» THE TASK: Your task is to repeat the lines below exactly, excluding any pictures they contain.
****************
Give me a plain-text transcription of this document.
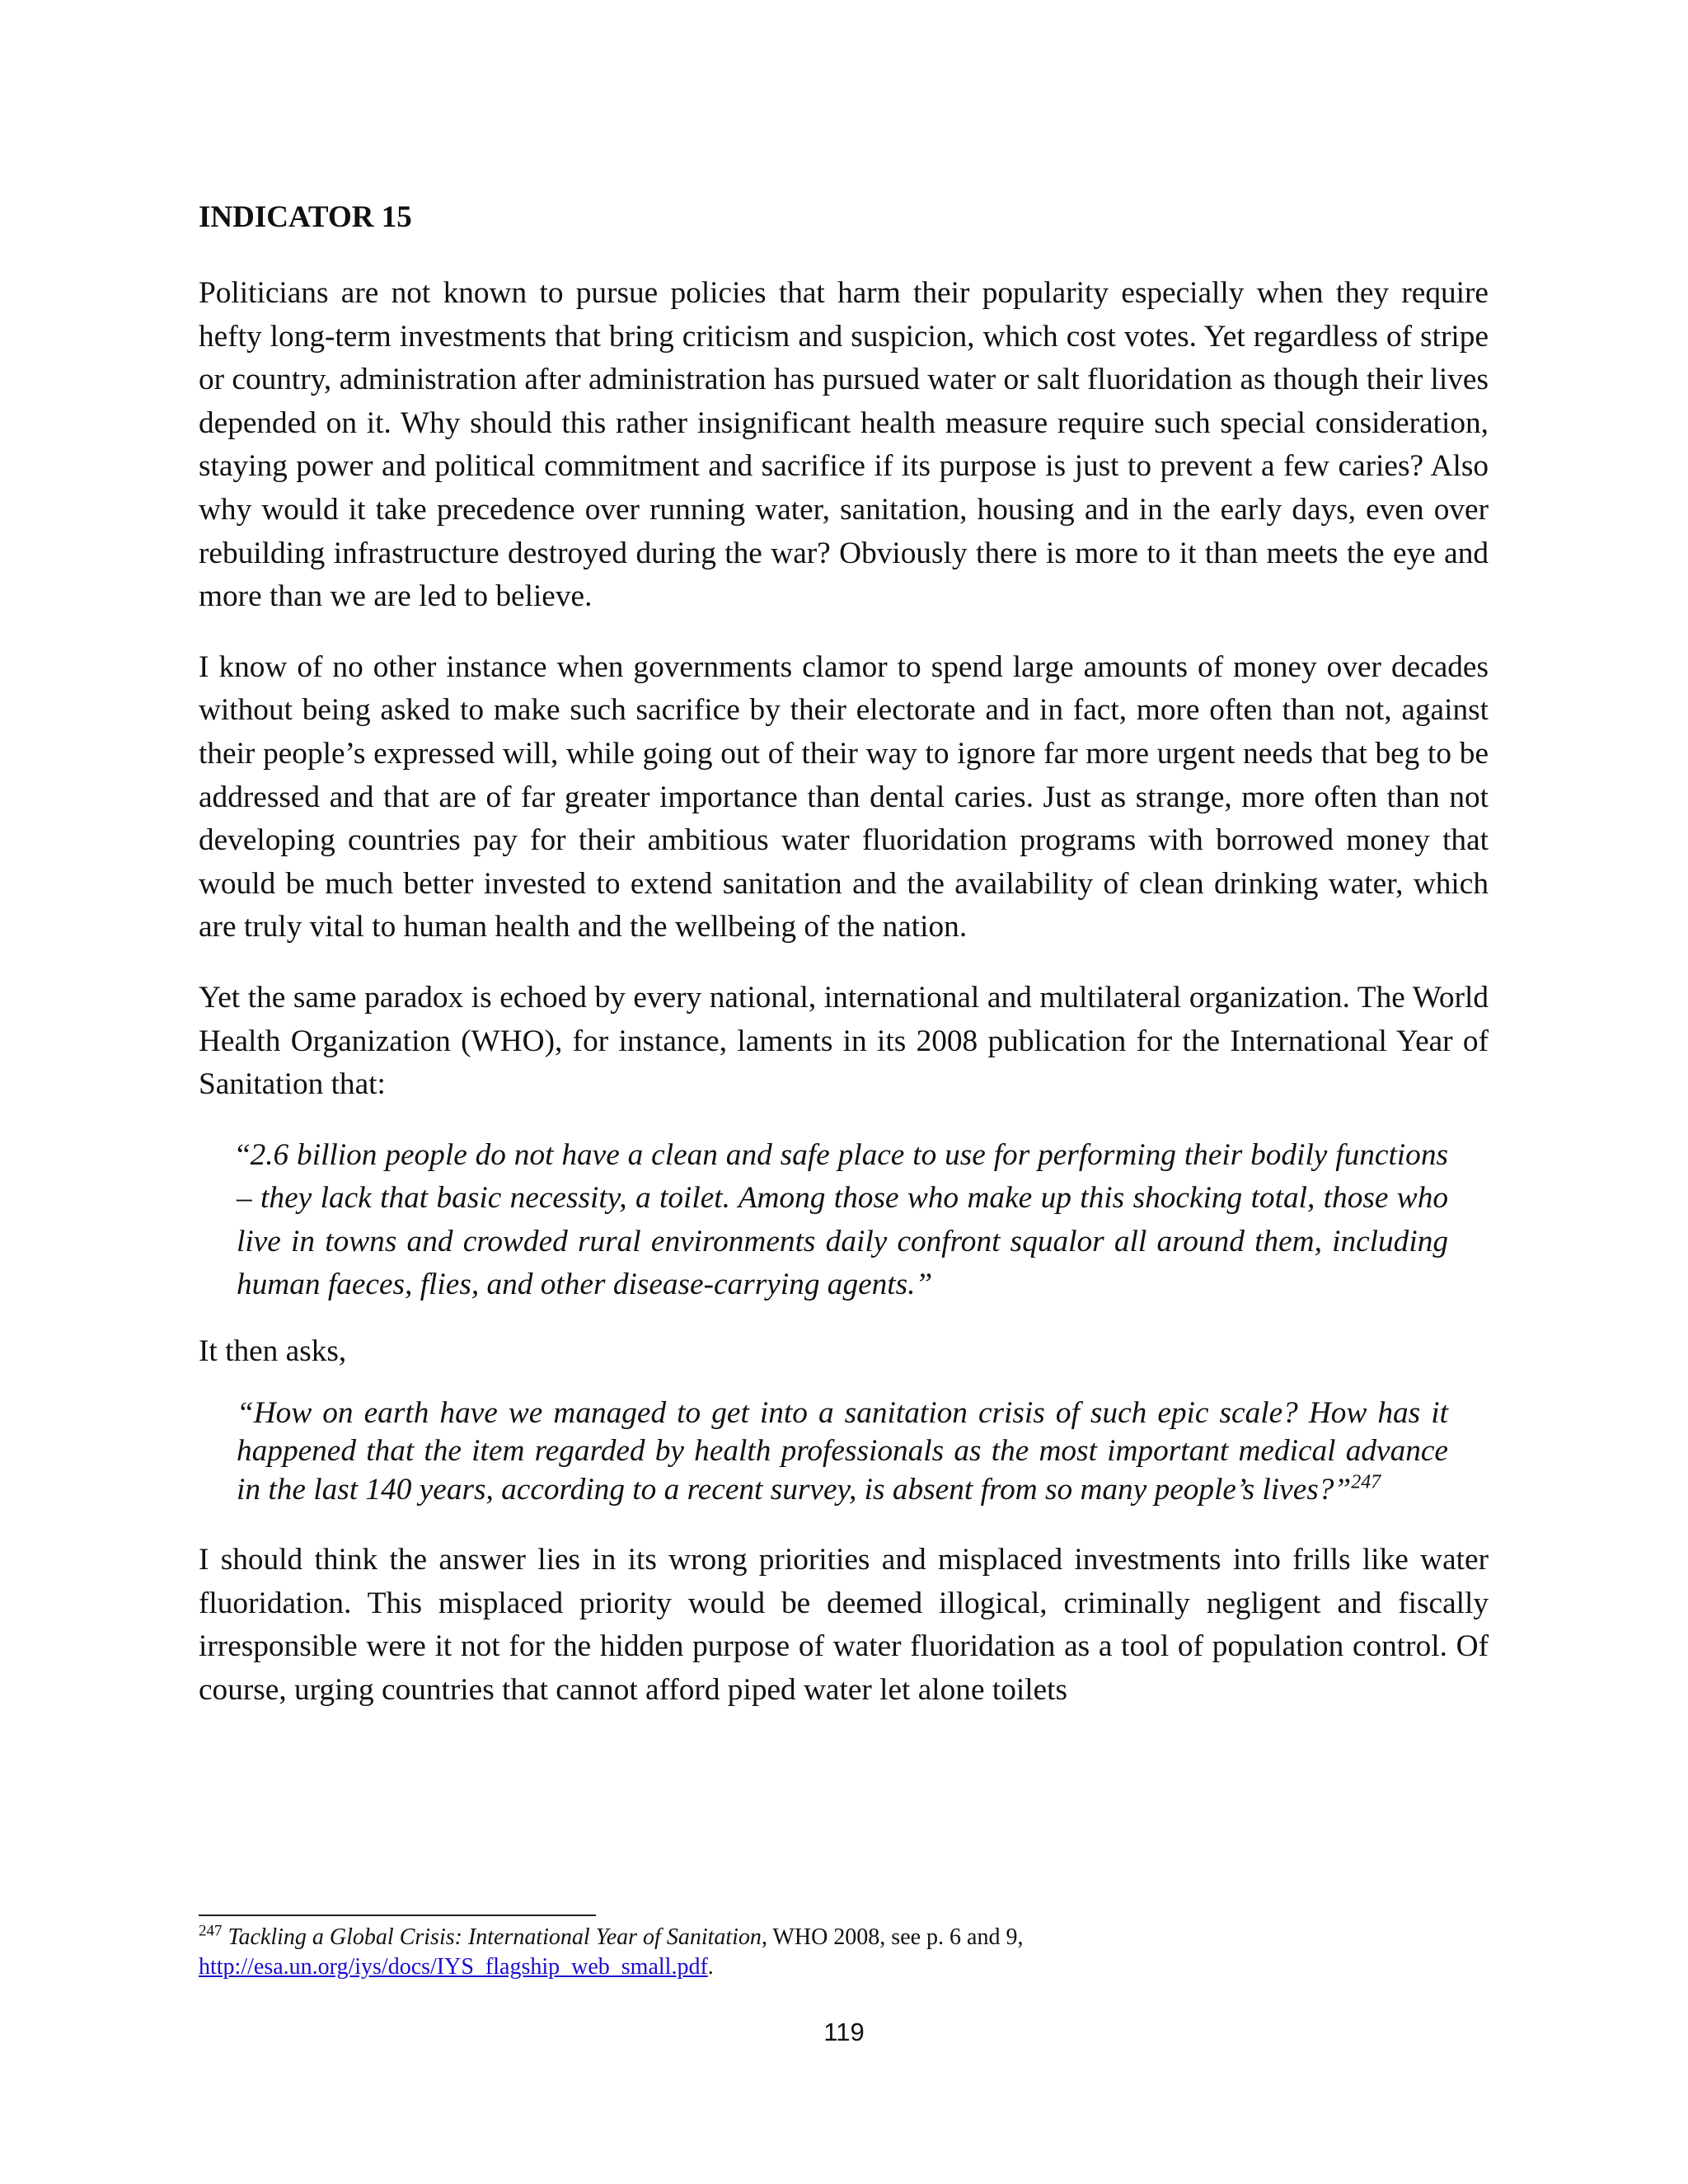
INDICATOR 15

Politicians are not known to pursue policies that harm their popularity especially when they require hefty long-term investments that bring criticism and suspicion, which cost votes. Yet regardless of stripe or country, administration after administration has pursued water or salt fluoridation as though their lives depended on it. Why should this rather insignificant health measure require such special consideration, staying power and political commitment and sacrifice if its purpose is just to prevent a few caries? Also why would it take precedence over running water, sanitation, housing and in the early days, even over rebuilding infrastructure destroyed during the war? Obviously there is more to it than meets the eye and more than we are led to believe.

I know of no other instance when governments clamor to spend large amounts of money over decades without being asked to make such sacrifice by their electorate and in fact, more often than not, against their people’s expressed will, while going out of their way to ignore far more urgent needs that beg to be addressed and that are of far greater importance than dental caries. Just as strange, more often than not developing countries pay for their ambitious water fluoridation programs with borrowed money that would be much better invested to extend sanitation and the availability of clean drinking water, which are truly vital to human health and the wellbeing of the nation.

Yet the same paradox is echoed by every national, international and multilateral organization. The World Health Organization (WHO), for instance, laments in its 2008 publication for the International Year of Sanitation that:

“2.6 billion people do not have a clean and safe place to use for performing their bodily functions – they lack that basic necessity, a toilet. Among those who make up this shocking total, those who live in towns and crowded rural environments daily confront squalor all around them, including human faeces, flies, and other disease-carrying agents.”

It then asks,

“How on earth have we managed to get into a sanitation crisis of such epic scale? How has it happened that the item regarded by health professionals as the most important medical advance in the last 140 years, according to a recent survey, is absent from so many people’s lives?”$^{247}$

I should think the answer lies in its wrong priorities and misplaced investments into frills like water fluoridation. This misplaced priority would be deemed illogical, criminally negligent and fiscally irresponsible were it not for the hidden purpose of water fluoridation as a tool of population control. Of course, urging countries that cannot afford piped water let alone toilets

$^{247}$ Tackling a Global Crisis: International Year of Sanitation, WHO 2008, see p. 6 and 9,
http://esa.un.org/iys/docs/IYS_flagship_web_small.pdf.
119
****************
» ANSWER FOR THE TASK:
Give me a plain-text transcription of this document.
INDICATOR 15

Politicians are not known to pursue policies that harm their popularity especially when they require hefty long-term investments that bring criticism and suspicion, which cost votes. Yet regardless of stripe or country, administration after administration has pursued water or salt fluoridation as though their lives depended on it. Why should this rather insignificant health measure require such special consideration, staying power and political commitment and sacrifice if its purpose is just to prevent a few caries? Also why would it take precedence over running water, sanitation, housing and in the early days, even over rebuilding infrastructure destroyed during the war? Obviously there is more to it than meets the eye and more than we are led to believe.

I know of no other instance when governments clamor to spend large amounts of money over decades without being asked to make such sacrifice by their electorate and in fact, more often than not, against their people’s expressed will, while going out of their way to ignore far more urgent needs that beg to be addressed and that are of far greater importance than dental caries. Just as strange, more often than not developing countries pay for their ambitious water fluoridation programs with borrowed money that would be much better invested to extend sanitation and the availability of clean drinking water, which are truly vital to human health and the wellbeing of the nation.

Yet the same paradox is echoed by every national, international and multilateral organization. The World Health Organization (WHO), for instance, laments in its 2008 publication for the International Year of Sanitation that:

“2.6 billion people do not have a clean and safe place to use for performing their bodily functions – they lack that basic necessity, a toilet. Among those who make up this shocking total, those who live in towns and crowded rural environments daily confront squalor all around them, including human faeces, flies, and other disease-carrying agents.”

It then asks,

“How on earth have we managed to get into a sanitation crisis of such epic scale? How has it happened that the item regarded by health professionals as the most important medical advance in the last 140 years, according to a recent survey, is absent from so many people’s lives?”$^{247}$

I should think the answer lies in its wrong priorities and misplaced investments into frills like water fluoridation. This misplaced priority would be deemed illogical, criminally negligent and fiscally irresponsible were it not for the hidden purpose of water fluoridation as a tool of population control. Of course, urging countries that cannot afford piped water let alone toilets

$^{247}$ Tackling a Global Crisis: International Year of Sanitation, WHO 2008, see p. 6 and 9,
http://esa.un.org/iys/docs/IYS_flagship_web_small.pdf.
119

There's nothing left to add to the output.